__GIVEN EXERCISE__
Give the listing again in full, exactly as written.

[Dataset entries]
───

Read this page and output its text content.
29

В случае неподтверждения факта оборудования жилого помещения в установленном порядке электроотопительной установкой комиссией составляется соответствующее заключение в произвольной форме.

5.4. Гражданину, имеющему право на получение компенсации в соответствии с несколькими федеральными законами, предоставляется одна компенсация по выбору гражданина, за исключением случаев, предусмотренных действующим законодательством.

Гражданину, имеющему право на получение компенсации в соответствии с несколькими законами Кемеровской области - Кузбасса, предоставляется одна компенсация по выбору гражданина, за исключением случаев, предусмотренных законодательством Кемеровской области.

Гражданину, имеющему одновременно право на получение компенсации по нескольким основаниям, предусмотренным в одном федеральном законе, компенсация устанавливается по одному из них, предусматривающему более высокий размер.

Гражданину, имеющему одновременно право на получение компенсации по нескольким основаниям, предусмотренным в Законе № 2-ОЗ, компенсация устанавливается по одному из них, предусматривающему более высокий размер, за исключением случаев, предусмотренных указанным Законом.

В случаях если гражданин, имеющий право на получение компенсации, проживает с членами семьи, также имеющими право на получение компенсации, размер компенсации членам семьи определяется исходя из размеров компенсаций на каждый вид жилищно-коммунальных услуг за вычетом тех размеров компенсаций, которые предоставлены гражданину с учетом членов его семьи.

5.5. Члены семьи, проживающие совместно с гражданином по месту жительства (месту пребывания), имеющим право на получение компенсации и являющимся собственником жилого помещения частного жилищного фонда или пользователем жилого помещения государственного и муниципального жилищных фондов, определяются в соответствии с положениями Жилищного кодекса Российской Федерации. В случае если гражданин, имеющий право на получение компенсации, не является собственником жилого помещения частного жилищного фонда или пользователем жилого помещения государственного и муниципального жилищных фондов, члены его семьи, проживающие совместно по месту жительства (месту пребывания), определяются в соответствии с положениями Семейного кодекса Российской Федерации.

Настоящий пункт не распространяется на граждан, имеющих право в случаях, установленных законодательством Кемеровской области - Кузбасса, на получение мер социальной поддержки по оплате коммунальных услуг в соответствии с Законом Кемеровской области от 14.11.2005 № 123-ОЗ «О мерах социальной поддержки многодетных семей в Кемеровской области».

───

__RESPONSE TO THIS TASK__
Read this page and output its text content.
29

В случае неподтверждения факта оборудования жилого помещения в установленном порядке электроотопительной установкой комиссией составляется соответствующее заключение в произвольной форме.

5.4. Гражданину, имеющему право на получение компенсации в соответствии с несколькими федеральными законами, предоставляется одна компенсация по выбору гражданина, за исключением случаев, предусмотренных действующим законодательством.

Гражданину, имеющему право на получение компенсации в соответствии с несколькими законами Кемеровской области - Кузбасса, предоставляется одна компенсация по выбору гражданина, за исключением случаев, предусмотренных законодательством Кемеровской области.

Гражданину, имеющему одновременно право на получение компенсации по нескольким основаниям, предусмотренным в одном федеральном законе, компенсация устанавливается по одному из них, предусматривающему более высокий размер.

Гражданину, имеющему одновременно право на получение компенсации по нескольким основаниям, предусмотренным в Законе № 2-ОЗ, компенсация устанавливается по одному из них, предусматривающему более высокий размер, за исключением случаев, предусмотренных указанным Законом.

В случаях если гражданин, имеющий право на получение компенсации, проживает с членами семьи, также имеющими право на получение компенсации, размер компенсации членам семьи определяется исходя из размеров компенсаций на каждый вид жилищно-коммунальных услуг за вычетом тех размеров компенсаций, которые предоставлены гражданину с учетом членов его семьи.

5.5. Члены семьи, проживающие совместно с гражданином по месту жительства (месту пребывания), имеющим право на получение компенсации и являющимся собственником жилого помещения частного жилищного фонда или пользователем жилого помещения государственного и муниципального жилищных фондов, определяются в соответствии с положениями Жилищного кодекса Российской Федерации. В случае если гражданин, имеющий право на получение компенсации, не является собственником жилого помещения частного жилищного фонда или пользователем жилого помещения государственного и муниципального жилищных фондов, члены его семьи, проживающие совместно по месту жительства (месту пребывания), определяются в соответствии с положениями Семейного кодекса Российской Федерации.

Настоящий пункт не распространяется на граждан, имеющих право в случаях, установленных законодательством Кемеровской области - Кузбасса, на получение мер социальной поддержки по оплате коммунальных услуг в соответствии с Законом Кемеровской области от 14.11.2005 № 123-ОЗ «О мерах социальной поддержки многодетных семей в Кемеровской области».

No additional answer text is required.